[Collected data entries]
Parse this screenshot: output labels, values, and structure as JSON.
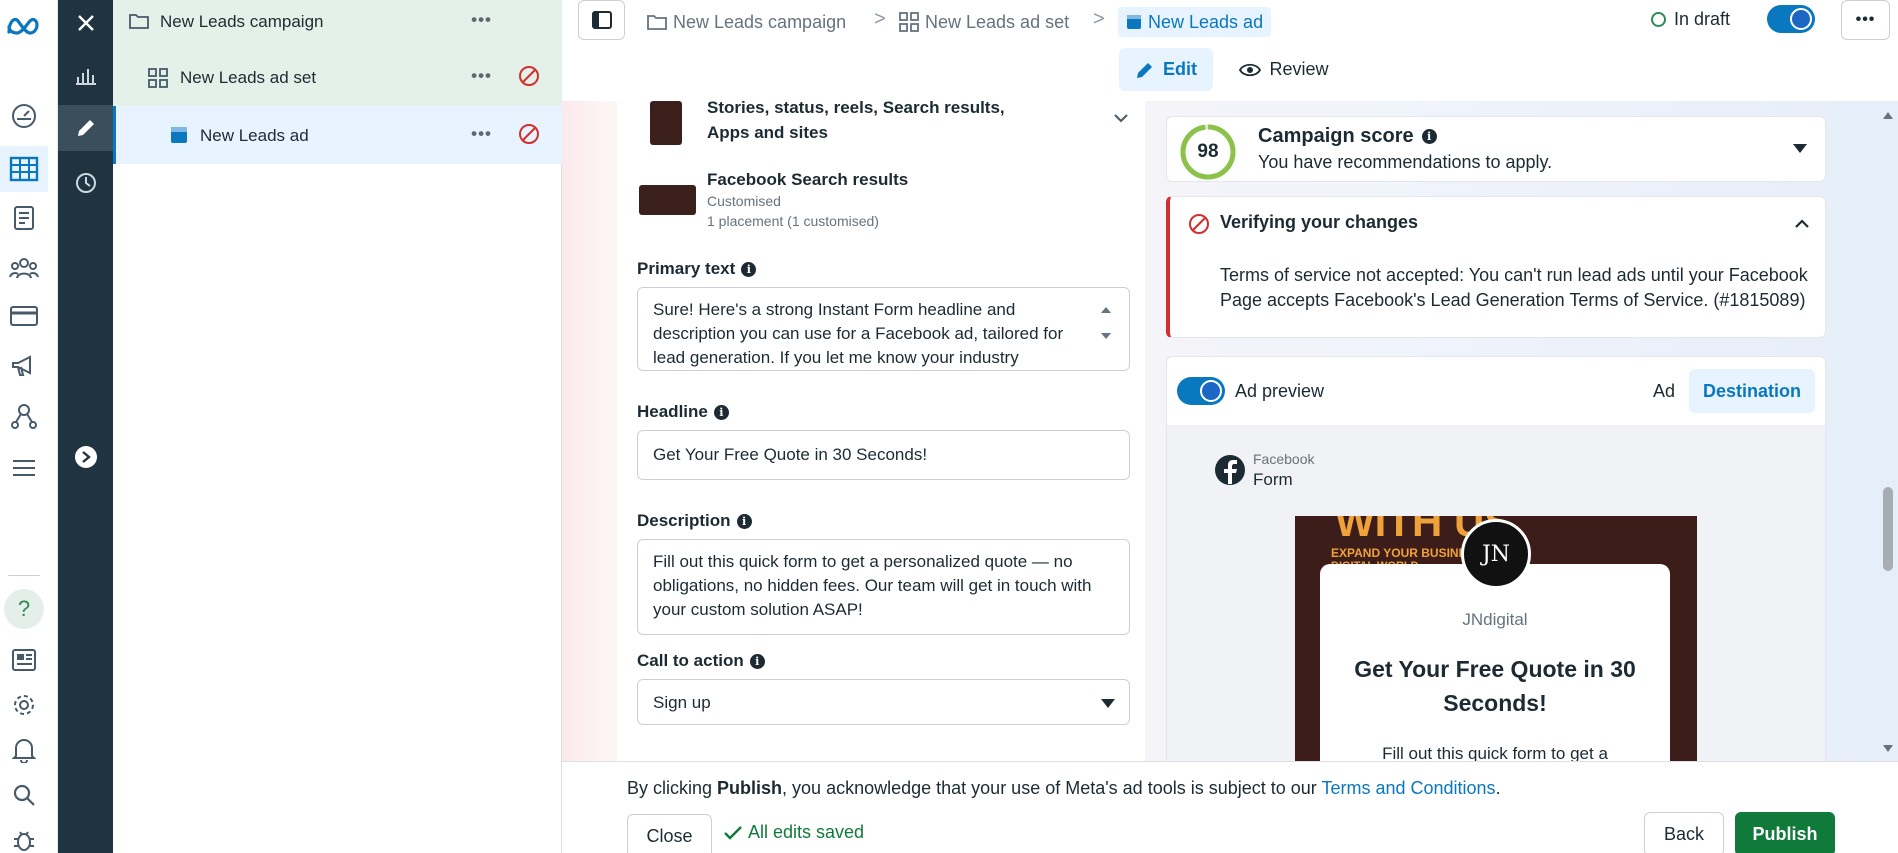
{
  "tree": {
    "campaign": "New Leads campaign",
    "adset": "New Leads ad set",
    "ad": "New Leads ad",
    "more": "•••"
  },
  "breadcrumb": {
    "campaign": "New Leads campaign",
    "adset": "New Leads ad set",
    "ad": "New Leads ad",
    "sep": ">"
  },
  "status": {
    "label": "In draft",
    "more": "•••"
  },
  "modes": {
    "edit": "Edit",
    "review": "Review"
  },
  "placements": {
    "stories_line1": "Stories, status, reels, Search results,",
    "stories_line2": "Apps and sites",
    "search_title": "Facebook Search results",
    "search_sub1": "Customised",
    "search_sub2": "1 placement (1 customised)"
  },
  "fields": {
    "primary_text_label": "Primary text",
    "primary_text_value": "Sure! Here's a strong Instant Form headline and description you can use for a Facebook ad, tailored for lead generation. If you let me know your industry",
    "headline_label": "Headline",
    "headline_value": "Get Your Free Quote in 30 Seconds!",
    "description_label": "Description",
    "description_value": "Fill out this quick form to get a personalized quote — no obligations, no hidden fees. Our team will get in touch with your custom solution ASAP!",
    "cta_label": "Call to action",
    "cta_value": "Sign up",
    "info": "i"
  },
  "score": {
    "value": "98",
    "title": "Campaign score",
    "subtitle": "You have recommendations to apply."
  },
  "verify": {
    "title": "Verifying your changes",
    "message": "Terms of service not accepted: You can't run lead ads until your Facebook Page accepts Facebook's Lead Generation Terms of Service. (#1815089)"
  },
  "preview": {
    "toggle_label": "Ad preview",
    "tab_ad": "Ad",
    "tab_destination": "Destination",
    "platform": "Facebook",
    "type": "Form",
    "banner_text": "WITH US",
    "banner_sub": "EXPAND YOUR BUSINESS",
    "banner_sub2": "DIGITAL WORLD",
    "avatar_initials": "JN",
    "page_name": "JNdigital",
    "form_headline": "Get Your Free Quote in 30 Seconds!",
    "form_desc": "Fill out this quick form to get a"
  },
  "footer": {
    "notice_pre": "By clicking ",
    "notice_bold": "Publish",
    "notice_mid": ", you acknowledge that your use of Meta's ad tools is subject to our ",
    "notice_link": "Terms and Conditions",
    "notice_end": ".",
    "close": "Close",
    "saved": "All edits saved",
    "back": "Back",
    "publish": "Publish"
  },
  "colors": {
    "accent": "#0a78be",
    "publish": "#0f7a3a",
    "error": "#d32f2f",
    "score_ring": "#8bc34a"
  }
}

==

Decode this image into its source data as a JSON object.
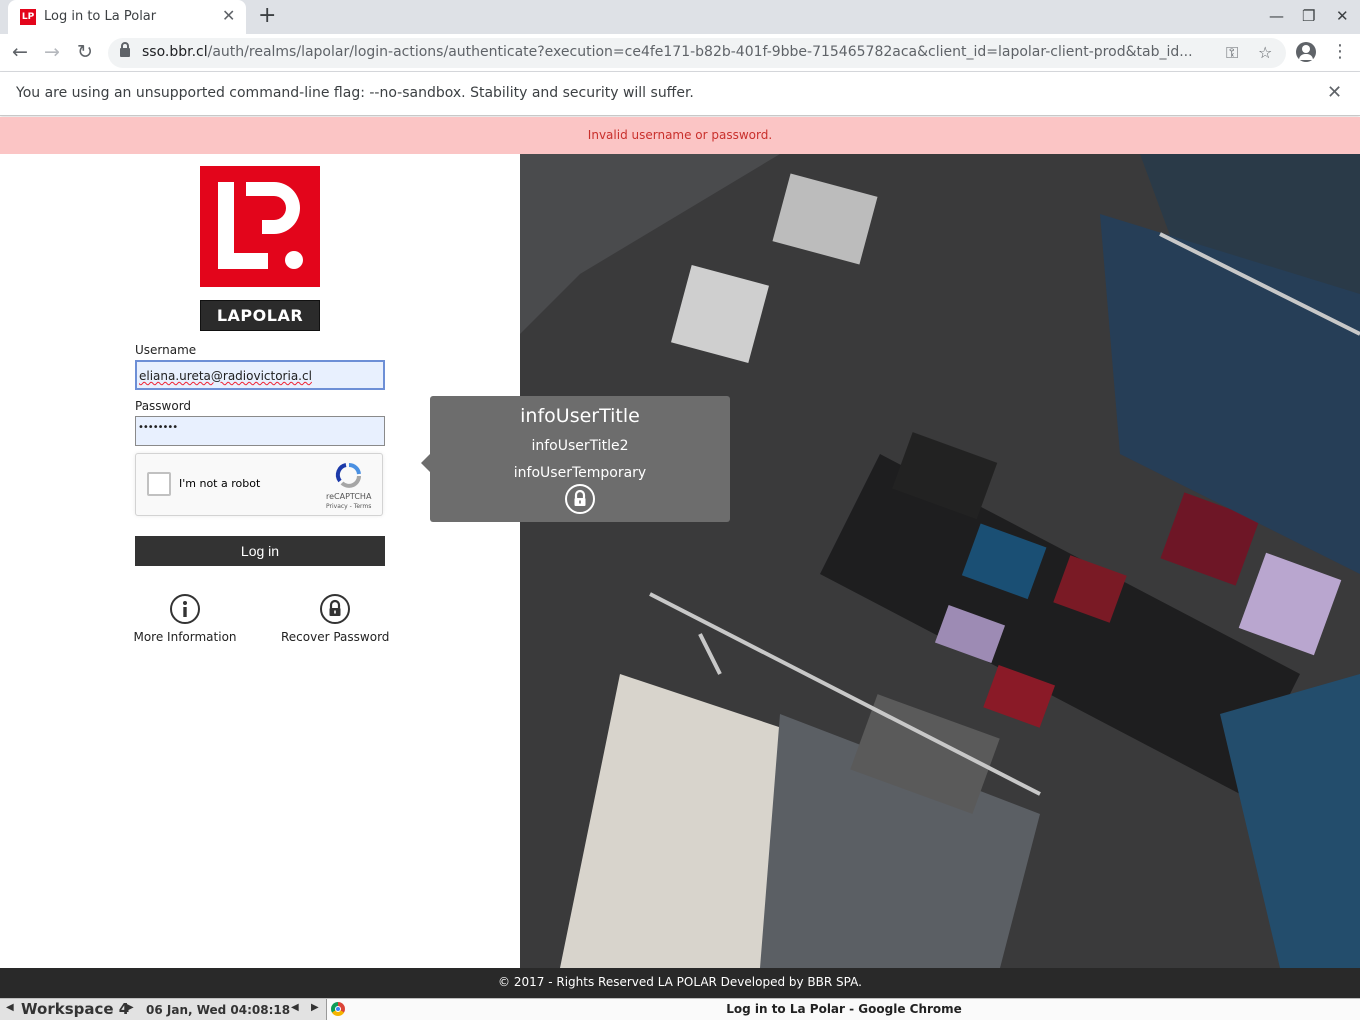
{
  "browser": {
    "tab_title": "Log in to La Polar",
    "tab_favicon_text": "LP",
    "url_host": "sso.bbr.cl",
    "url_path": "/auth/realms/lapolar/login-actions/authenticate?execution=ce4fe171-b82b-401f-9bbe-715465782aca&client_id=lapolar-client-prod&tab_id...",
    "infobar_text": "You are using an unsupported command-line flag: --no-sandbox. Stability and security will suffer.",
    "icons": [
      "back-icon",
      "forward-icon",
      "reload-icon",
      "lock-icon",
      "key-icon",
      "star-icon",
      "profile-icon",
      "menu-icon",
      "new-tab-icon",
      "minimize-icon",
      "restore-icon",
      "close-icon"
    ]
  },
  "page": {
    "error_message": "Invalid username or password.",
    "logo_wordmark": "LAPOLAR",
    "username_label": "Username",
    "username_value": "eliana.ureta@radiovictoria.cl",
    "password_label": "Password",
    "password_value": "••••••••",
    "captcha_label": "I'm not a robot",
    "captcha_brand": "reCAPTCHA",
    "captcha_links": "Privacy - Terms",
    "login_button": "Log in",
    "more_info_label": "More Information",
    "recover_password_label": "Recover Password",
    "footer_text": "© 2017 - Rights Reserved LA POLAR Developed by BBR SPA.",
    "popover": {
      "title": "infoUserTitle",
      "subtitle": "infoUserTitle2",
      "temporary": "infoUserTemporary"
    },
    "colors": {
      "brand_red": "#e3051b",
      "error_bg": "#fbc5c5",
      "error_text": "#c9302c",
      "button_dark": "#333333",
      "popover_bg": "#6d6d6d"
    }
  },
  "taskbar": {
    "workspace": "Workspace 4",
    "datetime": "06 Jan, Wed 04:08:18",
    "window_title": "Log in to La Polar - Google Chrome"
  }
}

→ **Problem to work on**:
In the records above, locate the lines holding the word "Free". Copy each of them.

→ **Complete answer**:
    "headline_value": "Get Your Free Quote in 30 Seconds!",
    "form_headline": "Get Your Free Quote in 30 Seconds!",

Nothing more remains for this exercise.